* begin *
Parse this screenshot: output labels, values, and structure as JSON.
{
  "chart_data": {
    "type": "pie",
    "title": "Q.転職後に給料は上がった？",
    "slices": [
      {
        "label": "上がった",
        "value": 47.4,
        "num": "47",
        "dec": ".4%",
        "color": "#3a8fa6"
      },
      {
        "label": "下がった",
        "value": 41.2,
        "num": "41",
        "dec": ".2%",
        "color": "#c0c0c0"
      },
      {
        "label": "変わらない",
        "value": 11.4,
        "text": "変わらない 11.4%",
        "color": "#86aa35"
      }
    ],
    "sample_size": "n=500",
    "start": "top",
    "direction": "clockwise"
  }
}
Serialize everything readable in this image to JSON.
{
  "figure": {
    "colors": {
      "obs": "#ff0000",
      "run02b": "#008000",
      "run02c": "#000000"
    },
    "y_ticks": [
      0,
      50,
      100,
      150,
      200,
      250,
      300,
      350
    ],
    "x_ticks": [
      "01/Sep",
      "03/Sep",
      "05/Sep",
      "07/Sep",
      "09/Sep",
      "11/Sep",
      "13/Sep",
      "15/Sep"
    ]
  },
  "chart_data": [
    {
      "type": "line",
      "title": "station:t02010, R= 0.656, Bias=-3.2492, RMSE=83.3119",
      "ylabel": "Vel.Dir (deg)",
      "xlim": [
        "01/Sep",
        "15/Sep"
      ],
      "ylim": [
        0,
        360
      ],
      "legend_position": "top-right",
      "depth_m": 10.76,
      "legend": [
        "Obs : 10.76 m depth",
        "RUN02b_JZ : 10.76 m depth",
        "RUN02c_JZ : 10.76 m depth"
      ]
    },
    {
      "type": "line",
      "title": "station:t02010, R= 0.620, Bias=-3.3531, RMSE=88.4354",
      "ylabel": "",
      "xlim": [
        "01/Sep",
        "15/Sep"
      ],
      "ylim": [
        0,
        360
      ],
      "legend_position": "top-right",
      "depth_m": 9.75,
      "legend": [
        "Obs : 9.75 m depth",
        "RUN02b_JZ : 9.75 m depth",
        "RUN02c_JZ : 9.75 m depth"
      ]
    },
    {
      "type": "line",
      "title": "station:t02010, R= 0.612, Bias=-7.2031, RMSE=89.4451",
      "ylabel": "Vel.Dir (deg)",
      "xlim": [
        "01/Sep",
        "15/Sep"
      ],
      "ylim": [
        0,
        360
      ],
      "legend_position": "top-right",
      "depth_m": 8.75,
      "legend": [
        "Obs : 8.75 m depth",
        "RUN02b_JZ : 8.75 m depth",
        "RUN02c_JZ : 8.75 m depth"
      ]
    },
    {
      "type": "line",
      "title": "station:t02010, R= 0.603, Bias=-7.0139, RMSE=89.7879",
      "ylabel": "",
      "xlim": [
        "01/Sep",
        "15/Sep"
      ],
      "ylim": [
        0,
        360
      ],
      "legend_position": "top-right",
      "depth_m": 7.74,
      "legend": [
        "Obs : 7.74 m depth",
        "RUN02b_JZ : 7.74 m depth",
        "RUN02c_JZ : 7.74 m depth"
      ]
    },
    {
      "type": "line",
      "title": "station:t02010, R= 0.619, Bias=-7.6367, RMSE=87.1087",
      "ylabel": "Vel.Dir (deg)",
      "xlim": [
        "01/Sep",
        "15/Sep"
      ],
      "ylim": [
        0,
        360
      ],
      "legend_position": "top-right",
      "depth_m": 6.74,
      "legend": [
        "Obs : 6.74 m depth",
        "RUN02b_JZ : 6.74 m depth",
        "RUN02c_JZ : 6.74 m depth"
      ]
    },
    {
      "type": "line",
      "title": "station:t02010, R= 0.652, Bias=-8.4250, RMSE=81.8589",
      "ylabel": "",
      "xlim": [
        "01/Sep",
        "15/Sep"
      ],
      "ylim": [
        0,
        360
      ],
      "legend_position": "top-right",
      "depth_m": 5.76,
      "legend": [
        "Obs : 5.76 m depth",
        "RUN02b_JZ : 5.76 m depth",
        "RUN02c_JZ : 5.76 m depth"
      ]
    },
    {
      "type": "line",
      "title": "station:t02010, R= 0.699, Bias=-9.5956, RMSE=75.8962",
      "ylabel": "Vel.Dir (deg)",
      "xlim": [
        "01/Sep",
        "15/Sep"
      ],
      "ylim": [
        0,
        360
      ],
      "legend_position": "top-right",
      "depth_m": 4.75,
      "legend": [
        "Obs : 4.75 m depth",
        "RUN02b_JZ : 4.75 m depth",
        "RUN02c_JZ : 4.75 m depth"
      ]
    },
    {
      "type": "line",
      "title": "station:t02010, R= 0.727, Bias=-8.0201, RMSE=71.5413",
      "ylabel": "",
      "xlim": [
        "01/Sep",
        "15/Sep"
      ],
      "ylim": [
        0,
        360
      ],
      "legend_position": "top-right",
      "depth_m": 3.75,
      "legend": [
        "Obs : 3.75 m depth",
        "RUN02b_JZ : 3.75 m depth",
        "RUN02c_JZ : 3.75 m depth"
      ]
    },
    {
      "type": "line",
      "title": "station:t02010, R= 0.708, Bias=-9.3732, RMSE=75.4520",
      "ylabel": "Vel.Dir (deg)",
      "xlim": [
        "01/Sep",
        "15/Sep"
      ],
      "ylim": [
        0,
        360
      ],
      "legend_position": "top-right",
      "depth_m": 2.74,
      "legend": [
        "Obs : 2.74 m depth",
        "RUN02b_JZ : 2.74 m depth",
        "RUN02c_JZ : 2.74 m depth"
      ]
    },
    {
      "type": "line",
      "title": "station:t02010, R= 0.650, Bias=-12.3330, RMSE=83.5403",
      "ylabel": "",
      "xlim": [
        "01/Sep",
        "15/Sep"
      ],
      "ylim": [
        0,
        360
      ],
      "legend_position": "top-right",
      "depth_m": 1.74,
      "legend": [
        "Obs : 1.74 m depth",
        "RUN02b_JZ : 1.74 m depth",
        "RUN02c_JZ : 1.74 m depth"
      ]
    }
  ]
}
* end *
Write down every line of the data exactly as it appears above.

Parse this screenshot: output labels, values, and structure as JSON.
{
  "chart_data": {
    "type": "pie",
    "title": "Q.転職後に給料は上がった？",
    "slices": [
      {
        "label": "上がった",
        "value": 47.4,
        "num": "47",
        "dec": ".4%",
        "color": "#3a8fa6"
      },
      {
        "label": "下がった",
        "value": 41.2,
        "num": "41",
        "dec": ".2%",
        "color": "#c0c0c0"
      },
      {
        "label": "変わらない",
        "value": 11.4,
        "text": "変わらない 11.4%",
        "color": "#86aa35"
      }
    ],
    "sample_size": "n=500",
    "start": "top",
    "direction": "clockwise"
  }
}
Serialize everything readable in this image to JSON.
{
  "figure": {
    "colors": {
      "obs": "#ff0000",
      "run02b": "#008000",
      "run02c": "#000000"
    },
    "y_ticks": [
      0,
      50,
      100,
      150,
      200,
      250,
      300,
      350
    ],
    "x_ticks": [
      "01/Sep",
      "03/Sep",
      "05/Sep",
      "07/Sep",
      "09/Sep",
      "11/Sep",
      "13/Sep",
      "15/Sep"
    ]
  },
  "chart_data": [
    {
      "type": "line",
      "title": "station:t02010, R= 0.656, Bias=-3.2492, RMSE=83.3119",
      "ylabel": "Vel.Dir (deg)",
      "xlim": [
        "01/Sep",
        "15/Sep"
      ],
      "ylim": [
        0,
        360
      ],
      "legend_position": "top-right",
      "depth_m": 10.76,
      "legend": [
        "Obs : 10.76 m depth",
        "RUN02b_JZ : 10.76 m depth",
        "RUN02c_JZ : 10.76 m depth"
      ]
    },
    {
      "type": "line",
      "title": "station:t02010, R= 0.620, Bias=-3.3531, RMSE=88.4354",
      "ylabel": "",
      "xlim": [
        "01/Sep",
        "15/Sep"
      ],
      "ylim": [
        0,
        360
      ],
      "legend_position": "top-right",
      "depth_m": 9.75,
      "legend": [
        "Obs : 9.75 m depth",
        "RUN02b_JZ : 9.75 m depth",
        "RUN02c_JZ : 9.75 m depth"
      ]
    },
    {
      "type": "line",
      "title": "station:t02010, R= 0.612, Bias=-7.2031, RMSE=89.4451",
      "ylabel": "Vel.Dir (deg)",
      "xlim": [
        "01/Sep",
        "15/Sep"
      ],
      "ylim": [
        0,
        360
      ],
      "legend_position": "top-right",
      "depth_m": 8.75,
      "legend": [
        "Obs : 8.75 m depth",
        "RUN02b_JZ : 8.75 m depth",
        "RUN02c_JZ : 8.75 m depth"
      ]
    },
    {
      "type": "line",
      "title": "station:t02010, R= 0.603, Bias=-7.0139, RMSE=89.7879",
      "ylabel": "",
      "xlim": [
        "01/Sep",
        "15/Sep"
      ],
      "ylim": [
        0,
        360
      ],
      "legend_position": "top-right",
      "depth_m": 7.74,
      "legend": [
        "Obs : 7.74 m depth",
        "RUN02b_JZ : 7.74 m depth",
        "RUN02c_JZ : 7.74 m depth"
      ]
    },
    {
      "type": "line",
      "title": "station:t02010, R= 0.619, Bias=-7.6367, RMSE=87.1087",
      "ylabel": "Vel.Dir (deg)",
      "xlim": [
        "01/Sep",
        "15/Sep"
      ],
      "ylim": [
        0,
        360
      ],
      "legend_position": "top-right",
      "depth_m": 6.74,
      "legend": [
        "Obs : 6.74 m depth",
        "RUN02b_JZ : 6.74 m depth",
        "RUN02c_JZ : 6.74 m depth"
      ]
    },
    {
      "type": "line",
      "title": "station:t02010, R= 0.652, Bias=-8.4250, RMSE=81.8589",
      "ylabel": "",
      "xlim": [
        "01/Sep",
        "15/Sep"
      ],
      "ylim": [
        0,
        360
      ],
      "legend_position": "top-right",
      "depth_m": 5.76,
      "legend": [
        "Obs : 5.76 m depth",
        "RUN02b_JZ : 5.76 m depth",
        "RUN02c_JZ : 5.76 m depth"
      ]
    },
    {
      "type": "line",
      "title": "station:t02010, R= 0.699, Bias=-9.5956, RMSE=75.8962",
      "ylabel": "Vel.Dir (deg)",
      "xlim": [
        "01/Sep",
        "15/Sep"
      ],
      "ylim": [
        0,
        360
      ],
      "legend_position": "top-right",
      "depth_m": 4.75,
      "legend": [
        "Obs : 4.75 m depth",
        "RUN02b_JZ : 4.75 m depth",
        "RUN02c_JZ : 4.75 m depth"
      ]
    },
    {
      "type": "line",
      "title": "station:t02010, R= 0.727, Bias=-8.0201, RMSE=71.5413",
      "ylabel": "",
      "xlim": [
        "01/Sep",
        "15/Sep"
      ],
      "ylim": [
        0,
        360
      ],
      "legend_position": "top-right",
      "depth_m": 3.75,
      "legend": [
        "Obs : 3.75 m depth",
        "RUN02b_JZ : 3.75 m depth",
        "RUN02c_JZ : 3.75 m depth"
      ]
    },
    {
      "type": "line",
      "title": "station:t02010, R= 0.708, Bias=-9.3732, RMSE=75.4520",
      "ylabel": "Vel.Dir (deg)",
      "xlim": [
        "01/Sep",
        "15/Sep"
      ],
      "ylim": [
        0,
        360
      ],
      "legend_position": "top-right",
      "depth_m": 2.74,
      "legend": [
        "Obs : 2.74 m depth",
        "RUN02b_JZ : 2.74 m depth",
        "RUN02c_JZ : 2.74 m depth"
      ]
    },
    {
      "type": "line",
      "title": "station:t02010, R= 0.650, Bias=-12.3330, RMSE=83.5403",
      "ylabel": "",
      "xlim": [
        "01/Sep",
        "15/Sep"
      ],
      "ylim": [
        0,
        360
      ],
      "legend_position": "top-right",
      "depth_m": 1.74,
      "legend": [
        "Obs : 1.74 m depth",
        "RUN02b_JZ : 1.74 m depth",
        "RUN02c_JZ : 1.74 m depth"
      ]
    }
  ]
}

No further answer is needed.